YOUR OBJECTIVE
Turn the lines from the one containing "col-quantity: 数量 (620, 18, 645, 32)" to the one containing "quantity-stepper: - 1 + (590, 103, 674, 125)" into a numbered list, leaving out blank lines.

[Bounding box entries]
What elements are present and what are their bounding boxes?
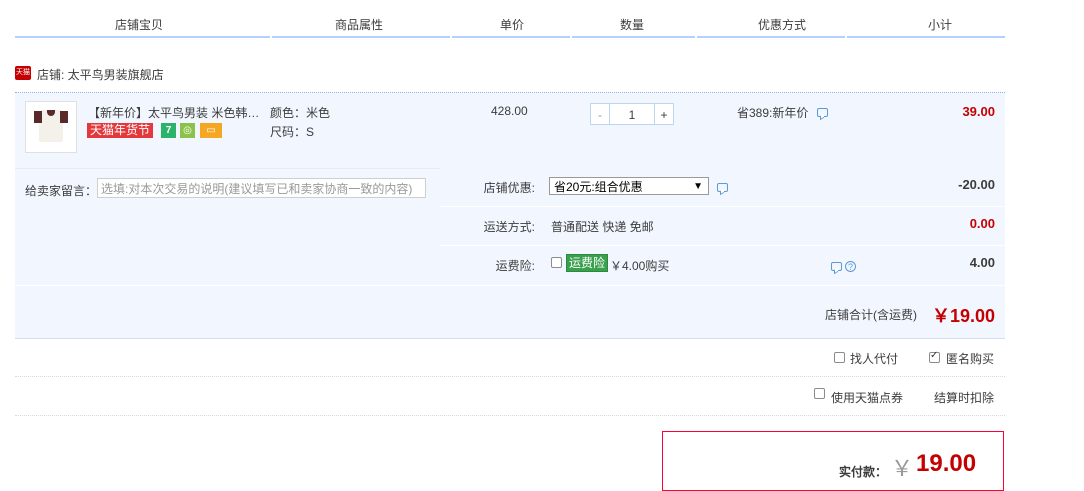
col-quantity: 数量 (620, 18, 645, 32)
points-note: 结算时扣除 (934, 391, 995, 405)
payment-summary: 实付款： ￥ 19.00 (662, 431, 1004, 491)
insurance-row: 运费险: 运费险 ￥4.00购买 ? 4.00 (440, 246, 1005, 284)
order-options: 店铺优惠: 省20元:组合优惠 ▼ -20.00 运送方式: 普通配送 快递 免… (440, 168, 1005, 285)
product-title-link[interactable]: 【新年价】太平鸟男装 米色韩… (88, 104, 259, 121)
header-gap (695, 36, 697, 38)
tmall-points-label[interactable]: 使用天猫点券 (831, 389, 903, 406)
insurance-value: 4.00 (969, 255, 995, 270)
insurance-price: ￥4.00购买 (610, 259, 670, 273)
anonymous-label[interactable]: 匿名购买 (946, 350, 994, 367)
size-attribute: 尺码：S (270, 125, 315, 139)
shop-row: 天猫 店铺: 太平鸟男装旗舰店 (15, 62, 1005, 93)
shipping-value: 0.00 (969, 216, 995, 231)
extras-row-2: 使用天猫点券 结算时扣除 (15, 377, 1005, 416)
shipping-row: 运送方式: 普通配送 快递 免邮 0.00 (440, 207, 1005, 246)
shirt-sleeve-right (60, 111, 68, 123)
shop-name-link[interactable]: 店铺: 太平鸟男装旗舰店 (37, 66, 164, 83)
shipping-label: 运送方式: (483, 220, 535, 234)
insurance-badge: 运费险 (566, 254, 609, 272)
insurance-checkbox[interactable] (551, 257, 562, 268)
shop-total-value: ￥19.00 (931, 306, 995, 326)
guarantee-icon[interactable]: ◎ (180, 123, 195, 138)
shop-discount-value: -20.00 (958, 177, 995, 192)
shop-discount-selected: 省20元:组合优惠 (554, 180, 643, 194)
shop-discount-row: 店铺优惠: 省20元:组合优惠 ▼ -20.00 (440, 168, 1005, 207)
chevron-down-icon: ▼ (693, 181, 703, 192)
header-gap (845, 36, 847, 38)
col-subtotal: 小计 (928, 18, 953, 32)
pay-label: 实付款： (839, 465, 888, 479)
tmall-points-checkbox[interactable] (814, 388, 825, 399)
col-discount: 优惠方式 (758, 18, 807, 32)
product-thumbnail[interactable] (25, 101, 77, 153)
col-attributes: 商品属性 (335, 18, 384, 32)
quantity-stepper: - 1 + (590, 103, 674, 125)
tmall-shop-icon: 天猫 (15, 66, 31, 80)
header-divider (15, 36, 1005, 38)
shop-discount-label: 店铺优惠: (483, 181, 535, 195)
qty-input[interactable]: 1 (610, 103, 654, 125)
shop-total-label: 店铺合计(含运费) (825, 308, 917, 322)
help-icon[interactable]: ? (845, 261, 856, 272)
shipping-method: 普通配送 快递 免邮 (551, 220, 654, 234)
discount-chat-icon[interactable] (817, 108, 828, 117)
message-label: 给卖家留言： (25, 184, 98, 198)
card-icon[interactable]: ▭ (200, 123, 222, 138)
proxy-pay-checkbox[interactable] (834, 352, 845, 363)
col-unit-price: 单价 (500, 18, 525, 32)
cart-header: 店铺宝贝 商品属性 单价 数量 优惠方式 小计 (15, 0, 1005, 38)
shirt-sleeve-left (34, 111, 42, 123)
insurance-label: 运费险: (495, 259, 535, 273)
pay-currency: ￥ (891, 456, 914, 481)
color-attribute: 颜色：米色 (270, 106, 331, 120)
discount-text: 省389:新年价 (737, 106, 809, 120)
proxy-pay-label[interactable]: 找人代付 (850, 350, 898, 367)
qty-plus-button[interactable]: + (654, 103, 674, 125)
anonymous-checkbox[interactable] (929, 350, 940, 363)
cart-item-row: 【新年价】太平鸟男装 米色韩… 天猫年货节 7 ◎ ▭ 颜色：米色 尺码：S 4… (15, 93, 1005, 168)
seven-day-return-icon[interactable]: 7 (161, 123, 176, 138)
extras-row-1: 找人代付 匿名购买 (15, 338, 1005, 377)
insurance-chat-icon[interactable] (831, 262, 842, 271)
shop-discount-chat-icon[interactable] (717, 183, 728, 192)
promo-badge: 天猫年货节 (87, 123, 154, 138)
qty-minus-button[interactable]: - (590, 103, 610, 125)
pay-amount: 19.00 (916, 450, 977, 477)
item-subtotal: 39.00 (962, 104, 995, 119)
shop-total-row: 店铺合计(含运费) ￥19.00 (15, 285, 1005, 339)
header-gap (450, 36, 452, 38)
header-gap (270, 36, 272, 38)
col-shop-item: 店铺宝贝 (115, 18, 164, 32)
unit-price: 428.00 (491, 104, 528, 118)
shop-discount-select[interactable]: 省20元:组合优惠 ▼ (549, 177, 709, 195)
seller-message-input[interactable]: 选填:对本次交易的说明(建议填写已和卖家协商一致的内容) (97, 178, 426, 198)
header-gap (570, 36, 572, 38)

ANSWER TO THE EXERCISE
1. col-quantity: 数量 (620, 18, 645, 32)
2. points-note: 结算时扣除 (934, 391, 995, 405)
3. payment-summary: 实付款： ￥ 19.00 (662, 431, 1004, 491)
4. insurance-row: 运费险: 运费险 ￥4.00购买 ? 4.00 (440, 246, 1005, 284)
5. order-options: 店铺优惠: 省20元:组合优惠 ▼ -20.00 运送方式: 普通配送 快递 免… (440, 168, 1005, 285)
6. product-title-link[interactable]: 【新年价】太平鸟男装 米色韩… (88, 104, 259, 121)
7. header-gap (695, 36, 697, 38)
8. tmall-points-label[interactable]: 使用天猫点券 (831, 389, 903, 406)
9. insurance-value: 4.00 (969, 255, 995, 270)
10. insurance-price: ￥4.00购买 (610, 259, 670, 273)
11. anonymous-label[interactable]: 匿名购买 (946, 350, 994, 367)
12. size-attribute: 尺码：S (270, 125, 315, 139)
13. shop-row: 天猫 店铺: 太平鸟男装旗舰店 (15, 62, 1005, 93)
14. shipping-value: 0.00 (969, 216, 995, 231)
15. extras-row-2: 使用天猫点券 结算时扣除 (15, 377, 1005, 416)
16. shipping-row: 运送方式: 普通配送 快递 免邮 0.00 (440, 207, 1005, 246)
17. shirt-sleeve-right (60, 111, 68, 123)
18. shop-name-link[interactable]: 店铺: 太平鸟男装旗舰店 (37, 66, 164, 83)
19. shipping-label: 运送方式: (483, 220, 535, 234)
20. insurance-badge: 运费险 (566, 254, 609, 272)
21. insurance-checkbox[interactable] (551, 257, 562, 268)
22. shop-total-value: ￥19.00 (931, 306, 995, 326)
23. guarantee-icon[interactable]: ◎ (180, 123, 195, 138)
24. shop-discount-value: -20.00 (958, 177, 995, 192)
25. shop-discount-selected: 省20元:组合优惠 (554, 180, 643, 194)
26. shop-discount-row: 店铺优惠: 省20元:组合优惠 ▼ -20.00 (440, 168, 1005, 207)
27. chevron-down-icon: ▼ (693, 181, 703, 192)
28. header-gap (845, 36, 847, 38)
29. col-subtotal: 小计 (928, 18, 953, 32)
30. pay-label: 实付款： (839, 465, 888, 479)
31. tmall-points-checkbox[interactable] (814, 388, 825, 399)
32. col-discount: 优惠方式 (758, 18, 807, 32)
33. product-thumbnail[interactable] (25, 101, 77, 153)
34. col-attributes: 商品属性 (335, 18, 384, 32)
35. quantity-stepper: - 1 + (590, 103, 674, 125)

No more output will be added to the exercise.